### Exercise:
Output the material below in its entirety, exactly as given.

### Input records:

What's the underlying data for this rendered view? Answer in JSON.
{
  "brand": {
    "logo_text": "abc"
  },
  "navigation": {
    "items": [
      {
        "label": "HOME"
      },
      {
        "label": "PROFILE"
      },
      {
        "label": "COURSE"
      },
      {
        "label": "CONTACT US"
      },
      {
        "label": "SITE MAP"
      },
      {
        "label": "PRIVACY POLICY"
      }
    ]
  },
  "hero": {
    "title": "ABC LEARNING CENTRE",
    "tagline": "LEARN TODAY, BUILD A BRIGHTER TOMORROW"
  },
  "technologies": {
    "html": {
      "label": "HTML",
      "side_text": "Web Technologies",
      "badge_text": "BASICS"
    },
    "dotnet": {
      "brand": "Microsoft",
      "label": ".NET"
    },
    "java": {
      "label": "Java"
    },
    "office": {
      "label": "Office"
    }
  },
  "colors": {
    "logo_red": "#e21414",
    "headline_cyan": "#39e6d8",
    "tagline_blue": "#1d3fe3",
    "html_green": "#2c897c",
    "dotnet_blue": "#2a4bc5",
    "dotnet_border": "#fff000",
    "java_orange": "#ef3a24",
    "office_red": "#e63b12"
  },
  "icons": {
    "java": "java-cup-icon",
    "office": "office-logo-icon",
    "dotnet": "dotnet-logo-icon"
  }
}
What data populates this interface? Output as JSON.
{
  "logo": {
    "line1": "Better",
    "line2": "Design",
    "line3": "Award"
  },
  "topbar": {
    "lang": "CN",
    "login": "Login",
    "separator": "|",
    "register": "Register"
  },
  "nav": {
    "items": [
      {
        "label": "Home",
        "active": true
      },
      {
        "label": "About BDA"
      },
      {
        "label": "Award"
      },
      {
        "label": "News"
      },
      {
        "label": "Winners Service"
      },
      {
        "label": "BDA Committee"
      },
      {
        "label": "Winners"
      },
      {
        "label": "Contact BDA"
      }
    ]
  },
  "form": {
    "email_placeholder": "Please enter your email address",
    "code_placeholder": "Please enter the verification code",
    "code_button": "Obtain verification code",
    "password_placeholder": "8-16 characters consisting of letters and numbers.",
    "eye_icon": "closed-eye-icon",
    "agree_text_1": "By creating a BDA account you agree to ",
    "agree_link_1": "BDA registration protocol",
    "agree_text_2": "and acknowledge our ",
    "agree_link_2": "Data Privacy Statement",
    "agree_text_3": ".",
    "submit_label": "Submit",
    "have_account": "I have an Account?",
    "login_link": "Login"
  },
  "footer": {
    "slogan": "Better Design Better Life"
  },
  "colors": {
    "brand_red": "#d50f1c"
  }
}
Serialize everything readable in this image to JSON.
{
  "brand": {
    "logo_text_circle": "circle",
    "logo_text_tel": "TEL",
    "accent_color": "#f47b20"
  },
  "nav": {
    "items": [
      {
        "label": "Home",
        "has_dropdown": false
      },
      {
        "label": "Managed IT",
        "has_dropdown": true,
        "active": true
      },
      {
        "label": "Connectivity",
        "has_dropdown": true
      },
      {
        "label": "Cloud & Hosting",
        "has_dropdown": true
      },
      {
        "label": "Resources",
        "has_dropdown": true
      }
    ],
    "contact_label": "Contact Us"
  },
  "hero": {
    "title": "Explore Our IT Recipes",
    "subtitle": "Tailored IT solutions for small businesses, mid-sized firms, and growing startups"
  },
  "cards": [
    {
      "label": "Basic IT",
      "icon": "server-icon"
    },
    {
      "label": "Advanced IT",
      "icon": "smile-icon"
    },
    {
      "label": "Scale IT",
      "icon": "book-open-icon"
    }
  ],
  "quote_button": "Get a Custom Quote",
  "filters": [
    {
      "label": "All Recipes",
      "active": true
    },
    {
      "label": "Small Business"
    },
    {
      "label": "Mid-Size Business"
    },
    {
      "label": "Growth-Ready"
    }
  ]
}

### Output for this exercise:
What's the underlying data for this rendered view? Answer in JSON.
{
  "brand": {
    "logo_text": "abc"
  },
  "navigation": {
    "items": [
      {
        "label": "HOME"
      },
      {
        "label": "PROFILE"
      },
      {
        "label": "COURSE"
      },
      {
        "label": "CONTACT US"
      },
      {
        "label": "SITE MAP"
      },
      {
        "label": "PRIVACY POLICY"
      }
    ]
  },
  "hero": {
    "title": "ABC LEARNING CENTRE",
    "tagline": "LEARN TODAY, BUILD A BRIGHTER TOMORROW"
  },
  "technologies": {
    "html": {
      "label": "HTML",
      "side_text": "Web Technologies",
      "badge_text": "BASICS"
    },
    "dotnet": {
      "brand": "Microsoft",
      "label": ".NET"
    },
    "java": {
      "label": "Java"
    },
    "office": {
      "label": "Office"
    }
  },
  "colors": {
    "logo_red": "#e21414",
    "headline_cyan": "#39e6d8",
    "tagline_blue": "#1d3fe3",
    "html_green": "#2c897c",
    "dotnet_blue": "#2a4bc5",
    "dotnet_border": "#fff000",
    "java_orange": "#ef3a24",
    "office_red": "#e63b12"
  },
  "icons": {
    "java": "java-cup-icon",
    "office": "office-logo-icon",
    "dotnet": "dotnet-logo-icon"
  }
}
What data populates this interface? Output as JSON.
{
  "logo": {
    "line1": "Better",
    "line2": "Design",
    "line3": "Award"
  },
  "topbar": {
    "lang": "CN",
    "login": "Login",
    "separator": "|",
    "register": "Register"
  },
  "nav": {
    "items": [
      {
        "label": "Home",
        "active": true
      },
      {
        "label": "About BDA"
      },
      {
        "label": "Award"
      },
      {
        "label": "News"
      },
      {
        "label": "Winners Service"
      },
      {
        "label": "BDA Committee"
      },
      {
        "label": "Winners"
      },
      {
        "label": "Contact BDA"
      }
    ]
  },
  "form": {
    "email_placeholder": "Please enter your email address",
    "code_placeholder": "Please enter the verification code",
    "code_button": "Obtain verification code",
    "password_placeholder": "8-16 characters consisting of letters and numbers.",
    "eye_icon": "closed-eye-icon",
    "agree_text_1": "By creating a BDA account you agree to ",
    "agree_link_1": "BDA registration protocol",
    "agree_text_2": "and acknowledge our ",
    "agree_link_2": "Data Privacy Statement",
    "agree_text_3": ".",
    "submit_label": "Submit",
    "have_account": "I have an Account?",
    "login_link": "Login"
  },
  "footer": {
    "slogan": "Better Design Better Life"
  },
  "colors": {
    "brand_red": "#d50f1c"
  }
}
Serialize everything readable in this image to JSON.
{
  "brand": {
    "logo_text_circle": "circle",
    "logo_text_tel": "TEL",
    "accent_color": "#f47b20"
  },
  "nav": {
    "items": [
      {
        "label": "Home",
        "has_dropdown": false
      },
      {
        "label": "Managed IT",
        "has_dropdown": true,
        "active": true
      },
      {
        "label": "Connectivity",
        "has_dropdown": true
      },
      {
        "label": "Cloud & Hosting",
        "has_dropdown": true
      },
      {
        "label": "Resources",
        "has_dropdown": true
      }
    ],
    "contact_label": "Contact Us"
  },
  "hero": {
    "title": "Explore Our IT Recipes",
    "subtitle": "Tailored IT solutions for small businesses, mid-sized firms, and growing startups"
  },
  "cards": [
    {
      "label": "Basic IT",
      "icon": "server-icon"
    },
    {
      "label": "Advanced IT",
      "icon": "smile-icon"
    },
    {
      "label": "Scale IT",
      "icon": "book-open-icon"
    }
  ],
  "quote_button": "Get a Custom Quote",
  "filters": [
    {
      "label": "All Recipes",
      "active": true
    },
    {
      "label": "Small Business"
    },
    {
      "label": "Mid-Size Business"
    },
    {
      "label": "Growth-Ready"
    }
  ]
}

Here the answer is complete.